### Your goal
Each line from the one with "Decode this image" through the end of the records below should be transcribed exactly, and each picture should be skipped.

(Records from a collection)
_ _ _
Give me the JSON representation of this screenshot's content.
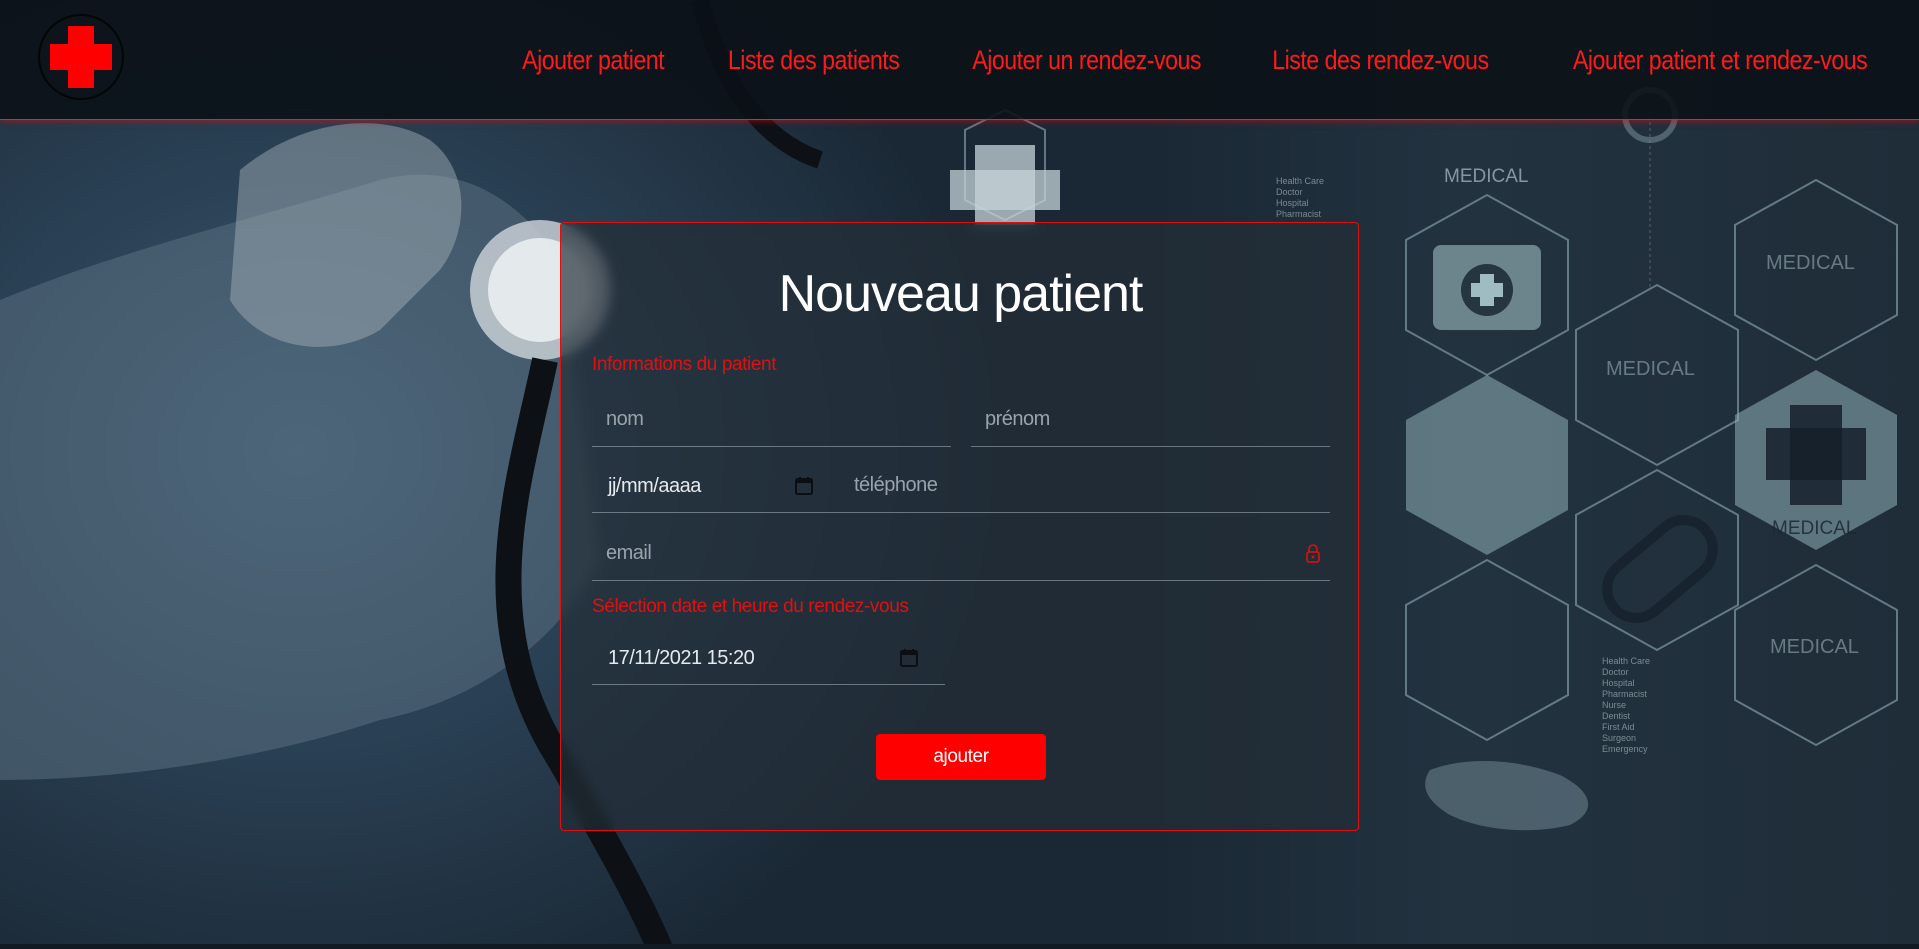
{
  "brand": {
    "logo_icon": "red-cross-icon",
    "accent_color": "#ff0000"
  },
  "nav": {
    "items": [
      {
        "label": "Ajouter patient"
      },
      {
        "label": "Liste des patients"
      },
      {
        "label": "Ajouter un rendez-vous"
      },
      {
        "label": "Liste des rendez-vous"
      },
      {
        "label": "Ajouter patient et rendez-vous"
      }
    ]
  },
  "background": {
    "words": [
      "MEDICAL",
      "MEDICAL",
      "MEDICAL",
      "MEDICAL",
      "MEDICAL"
    ],
    "small_lists": [
      [
        "Health Care",
        "Doctor",
        "Hospital",
        "Pharmacist"
      ],
      [
        "Health Care",
        "Doctor",
        "Hospital",
        "Pharmacist",
        "Nurse",
        "Dentist",
        "First Aid",
        "Surgeon",
        "Emergency"
      ]
    ]
  },
  "form": {
    "title": "Nouveau patient",
    "patient_section_label": "Informations du patient",
    "nom_placeholder": "nom",
    "prenom_placeholder": "prénom",
    "birthdate_placeholder": "jj/mm/aaaa",
    "telephone_placeholder": "téléphone",
    "email_placeholder": "email",
    "appointment_section_label": "Sélection date et heure du rendez-vous",
    "appointment_value": "17/11/2021 15:20",
    "submit_label": "ajouter"
  }
}
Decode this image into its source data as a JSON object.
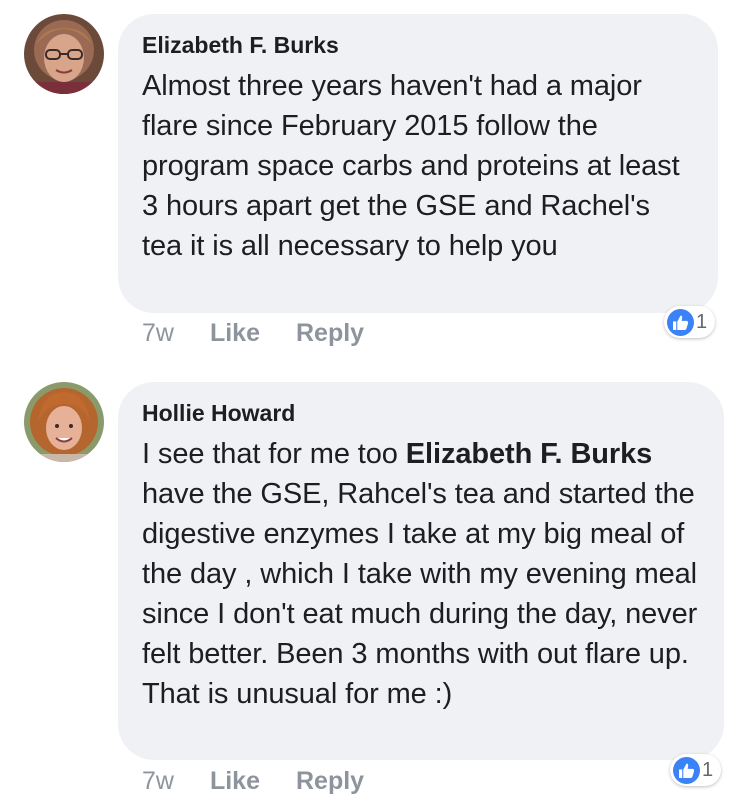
{
  "comments": [
    {
      "author": "Elizabeth F. Burks",
      "text": "Almost three years haven't had a major flare since February 2015 follow the program space carbs and proteins at least 3 hours apart get the GSE and Rachel's tea it is all necessary to help you",
      "time": "7w",
      "like_label": "Like",
      "reply_label": "Reply",
      "reaction_count": "1",
      "reaction_icon": "thumbs-up-icon"
    },
    {
      "author": "Hollie Howard",
      "mention": "Elizabeth F. Burks",
      "text_before_mention": "I see that for me too ",
      "text_after_mention": " have the GSE, Rahcel's tea and started the digestive enzymes I take at my big meal of the day , which I take with my evening meal since I don't eat much during the day, never felt better. Been 3 months with out flare up. That is unusual for me :)",
      "time": "7w",
      "like_label": "Like",
      "reply_label": "Reply",
      "reaction_count": "1",
      "reaction_icon": "thumbs-up-icon"
    }
  ],
  "colors": {
    "bubble": "#f0f1f4",
    "meta_text": "#8d949e",
    "like_blue": "#3b82f6"
  }
}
_ _ _
### Task solution
Decode this image into its source data as a JSON object.
{
  "comments": [
    {
      "author": "Elizabeth F. Burks",
      "text": "Almost three years haven't had a major flare since February 2015 follow the program space carbs and proteins at least 3 hours apart get the GSE and Rachel's tea it is all necessary to help you",
      "time": "7w",
      "like_label": "Like",
      "reply_label": "Reply",
      "reaction_count": "1",
      "reaction_icon": "thumbs-up-icon"
    },
    {
      "author": "Hollie Howard",
      "mention": "Elizabeth F. Burks",
      "text_before_mention": "I see that for me too ",
      "text_after_mention": " have the GSE, Rahcel's tea and started the digestive enzymes I take at my big meal of the day , which I take with my evening meal since I don't eat much during the day, never felt better. Been 3 months with out flare up. That is unusual for me :)",
      "time": "7w",
      "like_label": "Like",
      "reply_label": "Reply",
      "reaction_count": "1",
      "reaction_icon": "thumbs-up-icon"
    }
  ],
  "colors": {
    "bubble": "#f0f1f4",
    "meta_text": "#8d949e",
    "like_blue": "#3b82f6"
  }
}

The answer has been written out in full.